(Collected data)

┄┄┄┄┄┄

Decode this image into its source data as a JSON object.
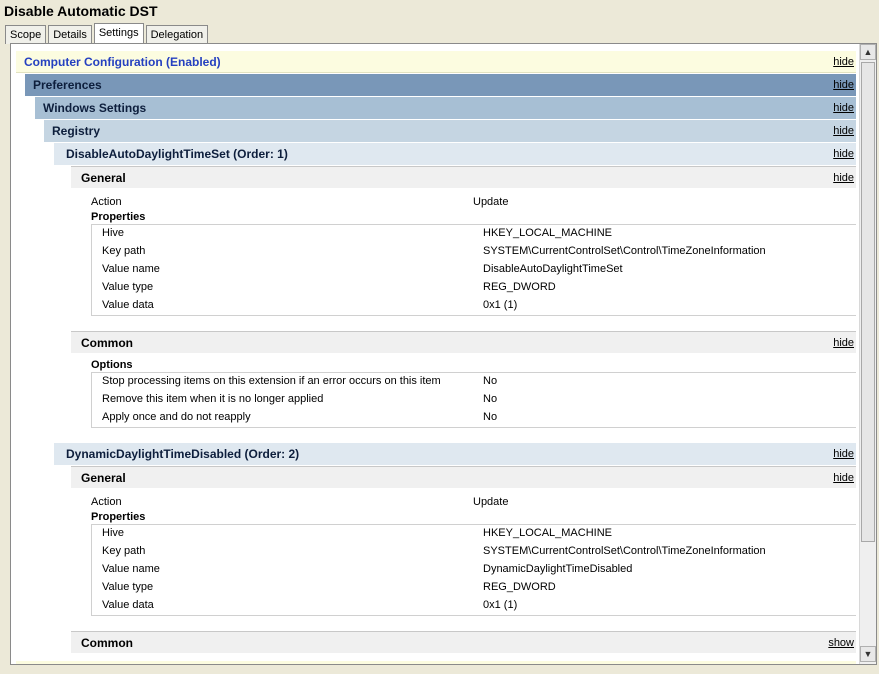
{
  "window": {
    "title": "Disable Automatic DST"
  },
  "tabs": [
    {
      "label": "Scope"
    },
    {
      "label": "Details"
    },
    {
      "label": "Settings"
    },
    {
      "label": "Delegation"
    }
  ],
  "report": {
    "computer_config": {
      "label": "Computer Configuration (Enabled)",
      "link": "hide"
    },
    "preferences": {
      "label": "Preferences",
      "link": "hide"
    },
    "windows_settings": {
      "label": "Windows Settings",
      "link": "hide"
    },
    "registry": {
      "label": "Registry",
      "link": "hide"
    },
    "items": [
      {
        "label": "DisableAutoDaylightTimeSet (Order: 1)",
        "link": "hide",
        "general": {
          "label": "General",
          "link": "hide",
          "action_label": "Action",
          "action_value": "Update",
          "properties_label": "Properties",
          "properties": [
            {
              "name": "Hive",
              "value": "HKEY_LOCAL_MACHINE"
            },
            {
              "name": "Key path",
              "value": "SYSTEM\\CurrentControlSet\\Control\\TimeZoneInformation"
            },
            {
              "name": "Value name",
              "value": "DisableAutoDaylightTimeSet"
            },
            {
              "name": "Value type",
              "value": "REG_DWORD"
            },
            {
              "name": "Value data",
              "value": "0x1 (1)"
            }
          ]
        },
        "common": {
          "label": "Common",
          "link": "hide",
          "options_label": "Options",
          "options": [
            {
              "name": "Stop processing items on this extension if an error occurs on this item",
              "value": "No"
            },
            {
              "name": "Remove this item when it is no longer applied",
              "value": "No"
            },
            {
              "name": "Apply once and do not reapply",
              "value": "No"
            }
          ]
        }
      },
      {
        "label": "DynamicDaylightTimeDisabled (Order: 2)",
        "link": "hide",
        "general": {
          "label": "General",
          "link": "hide",
          "action_label": "Action",
          "action_value": "Update",
          "properties_label": "Properties",
          "properties": [
            {
              "name": "Hive",
              "value": "HKEY_LOCAL_MACHINE"
            },
            {
              "name": "Key path",
              "value": "SYSTEM\\CurrentControlSet\\Control\\TimeZoneInformation"
            },
            {
              "name": "Value name",
              "value": "DynamicDaylightTimeDisabled"
            },
            {
              "name": "Value type",
              "value": "REG_DWORD"
            },
            {
              "name": "Value data",
              "value": "0x1 (1)"
            }
          ]
        },
        "common": {
          "label": "Common",
          "link": "show"
        }
      }
    ]
  },
  "colors": {
    "computer_config_bg": "#fcfce0",
    "preferences_bg": "#7997b8",
    "windows_settings_bg": "#a7bfd4",
    "registry_bg": "#c5d5e2",
    "item_bg": "#dfe8f0",
    "section_bg": "#f0f0f0",
    "link_blue": "#2540c0"
  }
}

┄┄┄┄┄┄

* Exercise objective
Make an exact copy of the records above, with the pictures left out.

* Expected answer
Decode this image into its source data as a JSON object.
{
  "window": {
    "title": "Disable Automatic DST"
  },
  "tabs": [
    {
      "label": "Scope"
    },
    {
      "label": "Details"
    },
    {
      "label": "Settings"
    },
    {
      "label": "Delegation"
    }
  ],
  "report": {
    "computer_config": {
      "label": "Computer Configuration (Enabled)",
      "link": "hide"
    },
    "preferences": {
      "label": "Preferences",
      "link": "hide"
    },
    "windows_settings": {
      "label": "Windows Settings",
      "link": "hide"
    },
    "registry": {
      "label": "Registry",
      "link": "hide"
    },
    "items": [
      {
        "label": "DisableAutoDaylightTimeSet (Order: 1)",
        "link": "hide",
        "general": {
          "label": "General",
          "link": "hide",
          "action_label": "Action",
          "action_value": "Update",
          "properties_label": "Properties",
          "properties": [
            {
              "name": "Hive",
              "value": "HKEY_LOCAL_MACHINE"
            },
            {
              "name": "Key path",
              "value": "SYSTEM\\CurrentControlSet\\Control\\TimeZoneInformation"
            },
            {
              "name": "Value name",
              "value": "DisableAutoDaylightTimeSet"
            },
            {
              "name": "Value type",
              "value": "REG_DWORD"
            },
            {
              "name": "Value data",
              "value": "0x1 (1)"
            }
          ]
        },
        "common": {
          "label": "Common",
          "link": "hide",
          "options_label": "Options",
          "options": [
            {
              "name": "Stop processing items on this extension if an error occurs on this item",
              "value": "No"
            },
            {
              "name": "Remove this item when it is no longer applied",
              "value": "No"
            },
            {
              "name": "Apply once and do not reapply",
              "value": "No"
            }
          ]
        }
      },
      {
        "label": "DynamicDaylightTimeDisabled (Order: 2)",
        "link": "hide",
        "general": {
          "label": "General",
          "link": "hide",
          "action_label": "Action",
          "action_value": "Update",
          "properties_label": "Properties",
          "properties": [
            {
              "name": "Hive",
              "value": "HKEY_LOCAL_MACHINE"
            },
            {
              "name": "Key path",
              "value": "SYSTEM\\CurrentControlSet\\Control\\TimeZoneInformation"
            },
            {
              "name": "Value name",
              "value": "DynamicDaylightTimeDisabled"
            },
            {
              "name": "Value type",
              "value": "REG_DWORD"
            },
            {
              "name": "Value data",
              "value": "0x1 (1)"
            }
          ]
        },
        "common": {
          "label": "Common",
          "link": "show"
        }
      }
    ]
  },
  "colors": {
    "computer_config_bg": "#fcfce0",
    "preferences_bg": "#7997b8",
    "windows_settings_bg": "#a7bfd4",
    "registry_bg": "#c5d5e2",
    "item_bg": "#dfe8f0",
    "section_bg": "#f0f0f0",
    "link_blue": "#2540c0"
  }
}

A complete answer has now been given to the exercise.